# Task brief
The data below must be copied in full and without any change.

# Supplied records
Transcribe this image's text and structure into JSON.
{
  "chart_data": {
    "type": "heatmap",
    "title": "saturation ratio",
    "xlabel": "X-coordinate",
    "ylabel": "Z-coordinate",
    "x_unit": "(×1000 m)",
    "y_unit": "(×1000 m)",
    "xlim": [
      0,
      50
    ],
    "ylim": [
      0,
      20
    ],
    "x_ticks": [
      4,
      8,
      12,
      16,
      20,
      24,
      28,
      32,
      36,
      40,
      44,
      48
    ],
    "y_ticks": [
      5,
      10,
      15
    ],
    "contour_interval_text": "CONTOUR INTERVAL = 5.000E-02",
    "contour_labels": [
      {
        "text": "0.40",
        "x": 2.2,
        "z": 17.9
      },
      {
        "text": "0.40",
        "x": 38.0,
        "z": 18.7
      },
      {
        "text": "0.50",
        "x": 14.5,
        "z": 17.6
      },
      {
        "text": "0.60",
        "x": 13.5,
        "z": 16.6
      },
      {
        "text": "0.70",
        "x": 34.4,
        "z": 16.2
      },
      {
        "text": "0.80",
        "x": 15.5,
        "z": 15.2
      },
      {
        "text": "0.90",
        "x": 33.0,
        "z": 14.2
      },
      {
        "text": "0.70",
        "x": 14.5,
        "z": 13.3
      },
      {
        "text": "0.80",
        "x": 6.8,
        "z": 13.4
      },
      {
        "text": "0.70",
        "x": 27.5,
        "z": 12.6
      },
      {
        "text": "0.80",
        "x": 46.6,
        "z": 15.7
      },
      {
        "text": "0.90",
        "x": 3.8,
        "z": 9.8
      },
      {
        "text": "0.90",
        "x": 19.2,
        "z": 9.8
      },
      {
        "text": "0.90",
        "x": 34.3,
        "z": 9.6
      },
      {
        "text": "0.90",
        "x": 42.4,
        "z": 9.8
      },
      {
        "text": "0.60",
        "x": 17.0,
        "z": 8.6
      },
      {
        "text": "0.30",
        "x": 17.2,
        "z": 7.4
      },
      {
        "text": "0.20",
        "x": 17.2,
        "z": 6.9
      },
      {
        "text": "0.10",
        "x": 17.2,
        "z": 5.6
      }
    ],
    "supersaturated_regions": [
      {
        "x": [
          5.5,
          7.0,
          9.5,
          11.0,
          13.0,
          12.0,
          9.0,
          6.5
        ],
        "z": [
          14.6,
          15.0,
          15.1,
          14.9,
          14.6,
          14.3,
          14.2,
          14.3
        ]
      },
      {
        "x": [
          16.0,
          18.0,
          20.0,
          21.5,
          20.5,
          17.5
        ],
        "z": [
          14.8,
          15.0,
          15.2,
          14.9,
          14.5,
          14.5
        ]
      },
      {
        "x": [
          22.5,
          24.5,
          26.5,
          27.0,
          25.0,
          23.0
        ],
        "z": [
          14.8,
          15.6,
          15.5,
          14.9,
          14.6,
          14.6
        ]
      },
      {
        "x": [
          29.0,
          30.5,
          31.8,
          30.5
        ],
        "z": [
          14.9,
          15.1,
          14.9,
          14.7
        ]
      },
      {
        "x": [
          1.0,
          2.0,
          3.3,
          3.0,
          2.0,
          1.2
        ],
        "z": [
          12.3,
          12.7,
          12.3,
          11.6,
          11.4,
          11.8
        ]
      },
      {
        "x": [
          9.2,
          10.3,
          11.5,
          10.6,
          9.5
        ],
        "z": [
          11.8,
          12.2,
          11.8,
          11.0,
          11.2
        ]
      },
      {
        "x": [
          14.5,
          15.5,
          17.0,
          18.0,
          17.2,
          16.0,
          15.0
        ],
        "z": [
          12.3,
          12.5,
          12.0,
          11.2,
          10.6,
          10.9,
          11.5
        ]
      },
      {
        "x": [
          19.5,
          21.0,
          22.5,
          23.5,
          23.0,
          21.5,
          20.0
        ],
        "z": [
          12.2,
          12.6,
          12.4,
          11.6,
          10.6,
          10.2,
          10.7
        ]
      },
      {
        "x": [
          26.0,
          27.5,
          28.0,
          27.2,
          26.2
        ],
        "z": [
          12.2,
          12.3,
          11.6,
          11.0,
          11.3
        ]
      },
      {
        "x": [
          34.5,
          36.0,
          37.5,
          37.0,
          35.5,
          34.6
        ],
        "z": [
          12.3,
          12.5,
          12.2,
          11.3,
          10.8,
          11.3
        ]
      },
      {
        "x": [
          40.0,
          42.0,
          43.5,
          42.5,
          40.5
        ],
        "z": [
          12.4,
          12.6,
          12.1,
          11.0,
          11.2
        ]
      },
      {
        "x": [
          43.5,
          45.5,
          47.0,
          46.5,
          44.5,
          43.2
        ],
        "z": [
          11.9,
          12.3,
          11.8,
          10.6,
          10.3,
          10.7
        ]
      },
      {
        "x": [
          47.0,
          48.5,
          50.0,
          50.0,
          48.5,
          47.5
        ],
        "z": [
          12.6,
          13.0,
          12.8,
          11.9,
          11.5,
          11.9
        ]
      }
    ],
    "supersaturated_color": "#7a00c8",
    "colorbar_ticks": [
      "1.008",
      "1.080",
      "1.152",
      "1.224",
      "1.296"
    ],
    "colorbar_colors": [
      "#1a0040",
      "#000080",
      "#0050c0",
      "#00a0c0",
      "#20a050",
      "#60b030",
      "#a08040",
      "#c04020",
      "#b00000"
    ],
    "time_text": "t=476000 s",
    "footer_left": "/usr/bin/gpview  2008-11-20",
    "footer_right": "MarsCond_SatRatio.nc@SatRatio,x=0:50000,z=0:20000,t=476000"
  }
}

# In response
Transcribe this image's text and structure into JSON.
{
  "chart_data": {
    "type": "heatmap",
    "title": "saturation ratio",
    "xlabel": "X-coordinate",
    "ylabel": "Z-coordinate",
    "x_unit": "(×1000 m)",
    "y_unit": "(×1000 m)",
    "xlim": [
      0,
      50
    ],
    "ylim": [
      0,
      20
    ],
    "x_ticks": [
      4,
      8,
      12,
      16,
      20,
      24,
      28,
      32,
      36,
      40,
      44,
      48
    ],
    "y_ticks": [
      5,
      10,
      15
    ],
    "contour_interval_text": "CONTOUR INTERVAL = 5.000E-02",
    "contour_labels": [
      {
        "text": "0.40",
        "x": 2.2,
        "z": 17.9
      },
      {
        "text": "0.40",
        "x": 38.0,
        "z": 18.7
      },
      {
        "text": "0.50",
        "x": 14.5,
        "z": 17.6
      },
      {
        "text": "0.60",
        "x": 13.5,
        "z": 16.6
      },
      {
        "text": "0.70",
        "x": 34.4,
        "z": 16.2
      },
      {
        "text": "0.80",
        "x": 15.5,
        "z": 15.2
      },
      {
        "text": "0.90",
        "x": 33.0,
        "z": 14.2
      },
      {
        "text": "0.70",
        "x": 14.5,
        "z": 13.3
      },
      {
        "text": "0.80",
        "x": 6.8,
        "z": 13.4
      },
      {
        "text": "0.70",
        "x": 27.5,
        "z": 12.6
      },
      {
        "text": "0.80",
        "x": 46.6,
        "z": 15.7
      },
      {
        "text": "0.90",
        "x": 3.8,
        "z": 9.8
      },
      {
        "text": "0.90",
        "x": 19.2,
        "z": 9.8
      },
      {
        "text": "0.90",
        "x": 34.3,
        "z": 9.6
      },
      {
        "text": "0.90",
        "x": 42.4,
        "z": 9.8
      },
      {
        "text": "0.60",
        "x": 17.0,
        "z": 8.6
      },
      {
        "text": "0.30",
        "x": 17.2,
        "z": 7.4
      },
      {
        "text": "0.20",
        "x": 17.2,
        "z": 6.9
      },
      {
        "text": "0.10",
        "x": 17.2,
        "z": 5.6
      }
    ],
    "supersaturated_regions": [
      {
        "x": [
          5.5,
          7.0,
          9.5,
          11.0,
          13.0,
          12.0,
          9.0,
          6.5
        ],
        "z": [
          14.6,
          15.0,
          15.1,
          14.9,
          14.6,
          14.3,
          14.2,
          14.3
        ]
      },
      {
        "x": [
          16.0,
          18.0,
          20.0,
          21.5,
          20.5,
          17.5
        ],
        "z": [
          14.8,
          15.0,
          15.2,
          14.9,
          14.5,
          14.5
        ]
      },
      {
        "x": [
          22.5,
          24.5,
          26.5,
          27.0,
          25.0,
          23.0
        ],
        "z": [
          14.8,
          15.6,
          15.5,
          14.9,
          14.6,
          14.6
        ]
      },
      {
        "x": [
          29.0,
          30.5,
          31.8,
          30.5
        ],
        "z": [
          14.9,
          15.1,
          14.9,
          14.7
        ]
      },
      {
        "x": [
          1.0,
          2.0,
          3.3,
          3.0,
          2.0,
          1.2
        ],
        "z": [
          12.3,
          12.7,
          12.3,
          11.6,
          11.4,
          11.8
        ]
      },
      {
        "x": [
          9.2,
          10.3,
          11.5,
          10.6,
          9.5
        ],
        "z": [
          11.8,
          12.2,
          11.8,
          11.0,
          11.2
        ]
      },
      {
        "x": [
          14.5,
          15.5,
          17.0,
          18.0,
          17.2,
          16.0,
          15.0
        ],
        "z": [
          12.3,
          12.5,
          12.0,
          11.2,
          10.6,
          10.9,
          11.5
        ]
      },
      {
        "x": [
          19.5,
          21.0,
          22.5,
          23.5,
          23.0,
          21.5,
          20.0
        ],
        "z": [
          12.2,
          12.6,
          12.4,
          11.6,
          10.6,
          10.2,
          10.7
        ]
      },
      {
        "x": [
          26.0,
          27.5,
          28.0,
          27.2,
          26.2
        ],
        "z": [
          12.2,
          12.3,
          11.6,
          11.0,
          11.3
        ]
      },
      {
        "x": [
          34.5,
          36.0,
          37.5,
          37.0,
          35.5,
          34.6
        ],
        "z": [
          12.3,
          12.5,
          12.2,
          11.3,
          10.8,
          11.3
        ]
      },
      {
        "x": [
          40.0,
          42.0,
          43.5,
          42.5,
          40.5
        ],
        "z": [
          12.4,
          12.6,
          12.1,
          11.0,
          11.2
        ]
      },
      {
        "x": [
          43.5,
          45.5,
          47.0,
          46.5,
          44.5,
          43.2
        ],
        "z": [
          11.9,
          12.3,
          11.8,
          10.6,
          10.3,
          10.7
        ]
      },
      {
        "x": [
          47.0,
          48.5,
          50.0,
          50.0,
          48.5,
          47.5
        ],
        "z": [
          12.6,
          13.0,
          12.8,
          11.9,
          11.5,
          11.9
        ]
      }
    ],
    "supersaturated_color": "#7a00c8",
    "colorbar_ticks": [
      "1.008",
      "1.080",
      "1.152",
      "1.224",
      "1.296"
    ],
    "colorbar_colors": [
      "#1a0040",
      "#000080",
      "#0050c0",
      "#00a0c0",
      "#20a050",
      "#60b030",
      "#a08040",
      "#c04020",
      "#b00000"
    ],
    "time_text": "t=476000 s",
    "footer_left": "/usr/bin/gpview  2008-11-20",
    "footer_right": "MarsCond_SatRatio.nc@SatRatio,x=0:50000,z=0:20000,t=476000"
  }
}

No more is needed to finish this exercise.